### MATERIALS PROVIDED
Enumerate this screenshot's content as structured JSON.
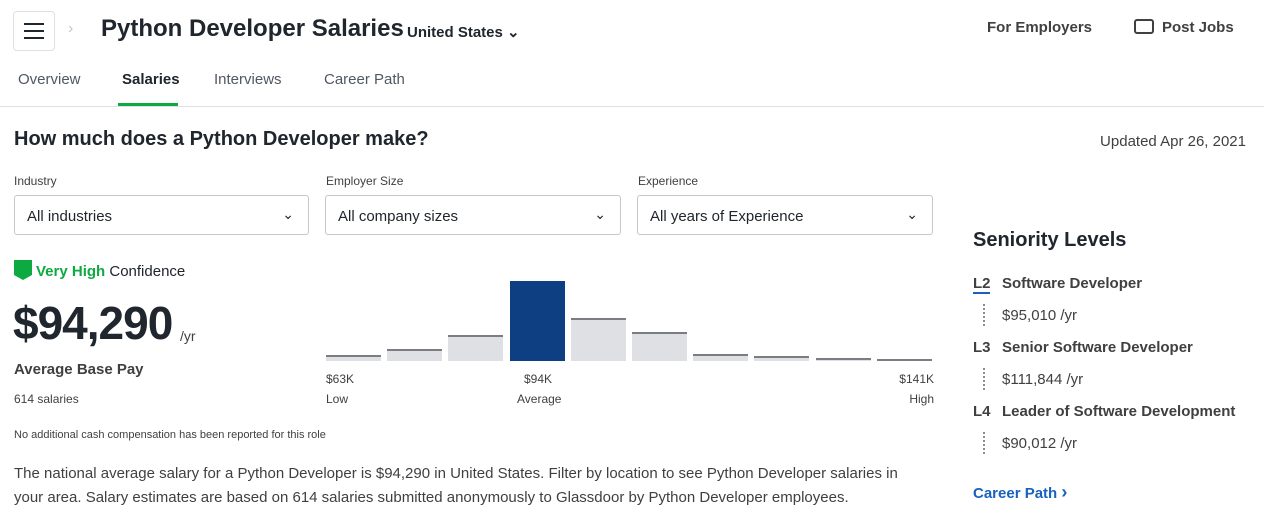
{
  "header": {
    "title": "Python Developer Salaries",
    "location": "United States",
    "for_employers": "For Employers",
    "post_jobs": "Post Jobs"
  },
  "tabs": [
    {
      "label": "Overview"
    },
    {
      "label": "Salaries",
      "active": true
    },
    {
      "label": "Interviews"
    },
    {
      "label": "Career Path"
    }
  ],
  "main": {
    "heading": "How much does a Python Developer make?",
    "updated": "Updated Apr 26, 2021",
    "filters": [
      {
        "label": "Industry",
        "value": "All industries"
      },
      {
        "label": "Employer Size",
        "value": "All company sizes"
      },
      {
        "label": "Experience",
        "value": "All years of Experience"
      }
    ],
    "confidence_level": "Very High",
    "confidence_word": "Confidence",
    "pay": "$94,290",
    "per": "/yr",
    "pay_label": "Average Base Pay",
    "count": "614 salaries",
    "note": "No additional cash compensation has been reported for this role",
    "paragraph": "The national average salary for a Python Developer is $94,290 in United States. Filter by location to see Python Developer salaries in your area. Salary estimates are based on 614 salaries submitted anonymously to Glassdoor by Python Developer employees."
  },
  "histogram": {
    "relative_heights": [
      7,
      15,
      32,
      100,
      54,
      36,
      9,
      6,
      4,
      2
    ],
    "highlight_index": 3,
    "labels": [
      {
        "value": "$63K",
        "caption": "Low"
      },
      {
        "value": "$94K",
        "caption": "Average"
      },
      {
        "value": "$141K",
        "caption": "High"
      }
    ],
    "accent": "#0d3f82"
  },
  "seniority": {
    "title": "Seniority Levels",
    "levels": [
      {
        "code": "L2",
        "title": "Software Developer",
        "salary": "$95,010 /yr"
      },
      {
        "code": "L3",
        "title": "Senior Software Developer",
        "salary": "$111,844 /yr"
      },
      {
        "code": "L4",
        "title": "Leader of Software Development",
        "salary": "$90,012 /yr"
      }
    ],
    "link": "Career Path"
  }
}
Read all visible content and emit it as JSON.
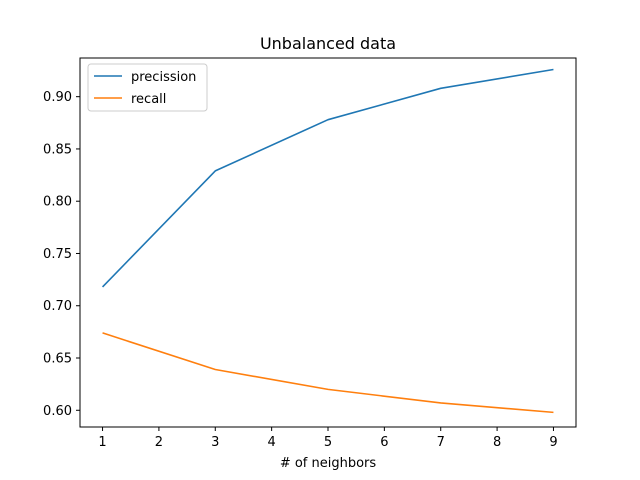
{
  "chart_data": {
    "type": "line",
    "title": "Unbalanced data",
    "xlabel": "# of neighbors",
    "ylabel": "",
    "x": [
      1,
      3,
      5,
      7,
      9
    ],
    "xlim": [
      0.6,
      9.4
    ],
    "ylim": [
      0.584,
      0.937
    ],
    "xticks": [
      1,
      2,
      3,
      4,
      5,
      6,
      7,
      8,
      9
    ],
    "yticks": [
      0.6,
      0.65,
      0.7,
      0.75,
      0.8,
      0.85,
      0.9
    ],
    "ytick_labels": [
      "0.60",
      "0.65",
      "0.70",
      "0.75",
      "0.80",
      "0.85",
      "0.90"
    ],
    "grid": false,
    "legend_position": "upper-left",
    "series": [
      {
        "name": "precission",
        "color": "#1f77b4",
        "values": [
          0.718,
          0.829,
          0.878,
          0.908,
          0.926
        ]
      },
      {
        "name": "recall",
        "color": "#ff7f0e",
        "values": [
          0.674,
          0.639,
          0.62,
          0.607,
          0.598
        ]
      }
    ]
  }
}
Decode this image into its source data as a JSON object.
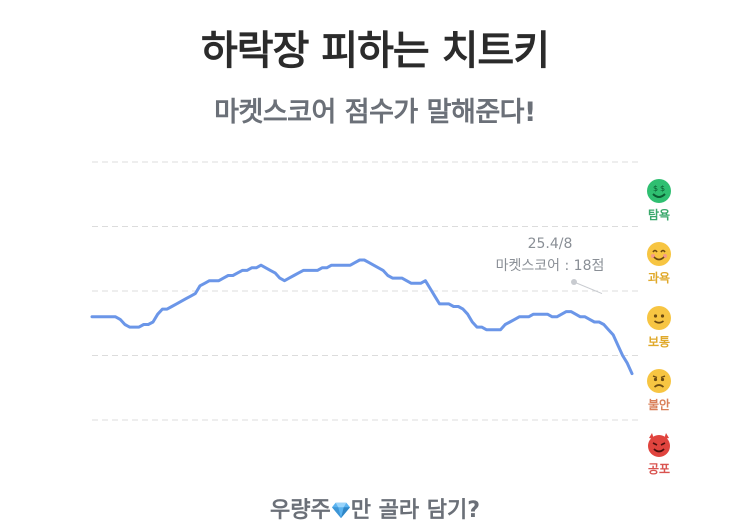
{
  "header": {
    "title": "하락장 피하는 치트키",
    "subtitle": "마켓스코어 점수가 말해준다!"
  },
  "footer": {
    "text_before": "우량주",
    "gem_icon": "gem-icon",
    "text_after": "만 골라 담기?"
  },
  "tooltip": {
    "date": "25.4/8",
    "label": "마켓스코어 : 18점"
  },
  "moods": [
    {
      "label": "탐욕",
      "icon": "greedy-face-icon",
      "color": "#3aa86b",
      "face": "#2fbf71"
    },
    {
      "label": "과욕",
      "icon": "smiling-face-icon",
      "color": "#e0a92b",
      "face": "#f7c542"
    },
    {
      "label": "보통",
      "icon": "slight-smile-icon",
      "color": "#e0a92b",
      "face": "#f7c542"
    },
    {
      "label": "불안",
      "icon": "worried-face-icon",
      "color": "#d9805a",
      "face": "#f7c542"
    },
    {
      "label": "공포",
      "icon": "devil-face-icon",
      "color": "#d9534f",
      "face": "#e0443e"
    }
  ],
  "chart_data": {
    "type": "line",
    "title": "",
    "xlabel": "",
    "ylabel": "",
    "grid": true,
    "ylim": [
      0,
      100
    ],
    "line_color": "#6b96e8",
    "annotation": {
      "x": 76,
      "y": 18,
      "text": "25.4/8 마켓스코어 : 18점"
    },
    "series": [
      {
        "values": [
          40,
          40,
          40,
          40,
          40,
          40,
          39,
          37,
          36,
          36,
          36,
          37,
          37,
          38,
          41,
          43,
          43,
          44,
          45,
          46,
          47,
          48,
          49,
          52,
          53,
          54,
          54,
          54,
          55,
          56,
          56,
          57,
          58,
          58,
          59,
          59,
          60,
          59,
          58,
          57,
          55,
          54,
          55,
          56,
          57,
          58,
          58,
          58,
          58,
          59,
          59,
          60,
          60,
          60,
          60,
          60,
          61,
          62,
          62,
          61,
          60,
          59,
          58,
          56,
          55,
          55,
          55,
          54,
          53,
          53,
          53,
          54,
          51,
          48,
          45,
          45,
          45,
          44,
          44,
          43,
          41,
          38,
          36,
          36,
          35,
          35,
          35,
          35,
          37,
          38,
          39,
          40,
          40,
          40,
          41,
          41,
          41,
          41,
          40,
          40,
          41,
          42,
          42,
          41,
          40,
          40,
          39,
          38,
          38,
          37,
          35,
          33,
          29,
          25,
          22,
          18
        ]
      }
    ]
  }
}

### REQUIREMENT
Return the whole listing, word for word, and leave out every picture.

### FINAL ANSWER
Enumerate this screenshot's content as structured JSON.
{
  "header": {
    "title": "Python Developer Salaries",
    "location": "United States",
    "for_employers": "For Employers",
    "post_jobs": "Post Jobs"
  },
  "tabs": [
    {
      "label": "Overview"
    },
    {
      "label": "Salaries",
      "active": true
    },
    {
      "label": "Interviews"
    },
    {
      "label": "Career Path"
    }
  ],
  "main": {
    "heading": "How much does a Python Developer make?",
    "updated": "Updated Apr 26, 2021",
    "filters": [
      {
        "label": "Industry",
        "value": "All industries"
      },
      {
        "label": "Employer Size",
        "value": "All company sizes"
      },
      {
        "label": "Experience",
        "value": "All years of Experience"
      }
    ],
    "confidence_level": "Very High",
    "confidence_word": "Confidence",
    "pay": "$94,290",
    "per": "/yr",
    "pay_label": "Average Base Pay",
    "count": "614 salaries",
    "note": "No additional cash compensation has been reported for this role",
    "paragraph": "The national average salary for a Python Developer is $94,290 in United States. Filter by location to see Python Developer salaries in your area. Salary estimates are based on 614 salaries submitted anonymously to Glassdoor by Python Developer employees."
  },
  "histogram": {
    "relative_heights": [
      7,
      15,
      32,
      100,
      54,
      36,
      9,
      6,
      4,
      2
    ],
    "highlight_index": 3,
    "labels": [
      {
        "value": "$63K",
        "caption": "Low"
      },
      {
        "value": "$94K",
        "caption": "Average"
      },
      {
        "value": "$141K",
        "caption": "High"
      }
    ],
    "accent": "#0d3f82"
  },
  "seniority": {
    "title": "Seniority Levels",
    "levels": [
      {
        "code": "L2",
        "title": "Software Developer",
        "salary": "$95,010 /yr"
      },
      {
        "code": "L3",
        "title": "Senior Software Developer",
        "salary": "$111,844 /yr"
      },
      {
        "code": "L4",
        "title": "Leader of Software Development",
        "salary": "$90,012 /yr"
      }
    ],
    "link": "Career Path"
  }
}
Read all visible content and emit it as JSON.
{
  "chart_data": {
    "type": "line",
    "title": "Unbalanced data",
    "xlabel": "# of neighbors",
    "ylabel": "",
    "x": [
      1,
      3,
      5,
      7,
      9
    ],
    "xlim": [
      0.6,
      9.4
    ],
    "ylim": [
      0.584,
      0.937
    ],
    "xticks": [
      1,
      2,
      3,
      4,
      5,
      6,
      7,
      8,
      9
    ],
    "yticks": [
      0.6,
      0.65,
      0.7,
      0.75,
      0.8,
      0.85,
      0.9
    ],
    "ytick_labels": [
      "0.60",
      "0.65",
      "0.70",
      "0.75",
      "0.80",
      "0.85",
      "0.90"
    ],
    "grid": false,
    "legend_position": "upper-left",
    "series": [
      {
        "name": "precission",
        "color": "#1f77b4",
        "values": [
          0.718,
          0.829,
          0.878,
          0.908,
          0.926
        ]
      },
      {
        "name": "recall",
        "color": "#ff7f0e",
        "values": [
          0.674,
          0.639,
          0.62,
          0.607,
          0.598
        ]
      }
    ]
  }
}
Decode this image into its source data as a JSON object.
{
  "header": {
    "title": "하락장 피하는 치트키",
    "subtitle": "마켓스코어 점수가 말해준다!"
  },
  "footer": {
    "text_before": "우량주",
    "gem_icon": "gem-icon",
    "text_after": "만 골라 담기?"
  },
  "tooltip": {
    "date": "25.4/8",
    "label": "마켓스코어 : 18점"
  },
  "moods": [
    {
      "label": "탐욕",
      "icon": "greedy-face-icon",
      "color": "#3aa86b",
      "face": "#2fbf71"
    },
    {
      "label": "과욕",
      "icon": "smiling-face-icon",
      "color": "#e0a92b",
      "face": "#f7c542"
    },
    {
      "label": "보통",
      "icon": "slight-smile-icon",
      "color": "#e0a92b",
      "face": "#f7c542"
    },
    {
      "label": "불안",
      "icon": "worried-face-icon",
      "color": "#d9805a",
      "face": "#f7c542"
    },
    {
      "label": "공포",
      "icon": "devil-face-icon",
      "color": "#d9534f",
      "face": "#e0443e"
    }
  ],
  "chart_data": {
    "type": "line",
    "title": "",
    "xlabel": "",
    "ylabel": "",
    "grid": true,
    "ylim": [
      0,
      100
    ],
    "line_color": "#6b96e8",
    "annotation": {
      "x": 76,
      "y": 18,
      "text": "25.4/8 마켓스코어 : 18점"
    },
    "series": [
      {
        "values": [
          40,
          40,
          40,
          40,
          40,
          40,
          39,
          37,
          36,
          36,
          36,
          37,
          37,
          38,
          41,
          43,
          43,
          44,
          45,
          46,
          47,
          48,
          49,
          52,
          53,
          54,
          54,
          54,
          55,
          56,
          56,
          57,
          58,
          58,
          59,
          59,
          60,
          59,
          58,
          57,
          55,
          54,
          55,
          56,
          57,
          58,
          58,
          58,
          58,
          59,
          59,
          60,
          60,
          60,
          60,
          60,
          61,
          62,
          62,
          61,
          60,
          59,
          58,
          56,
          55,
          55,
          55,
          54,
          53,
          53,
          53,
          54,
          51,
          48,
          45,
          45,
          45,
          44,
          44,
          43,
          41,
          38,
          36,
          36,
          35,
          35,
          35,
          35,
          37,
          38,
          39,
          40,
          40,
          40,
          41,
          41,
          41,
          41,
          40,
          40,
          41,
          42,
          42,
          41,
          40,
          40,
          39,
          38,
          38,
          37,
          35,
          33,
          29,
          25,
          22,
          18
        ]
      }
    ]
  }
}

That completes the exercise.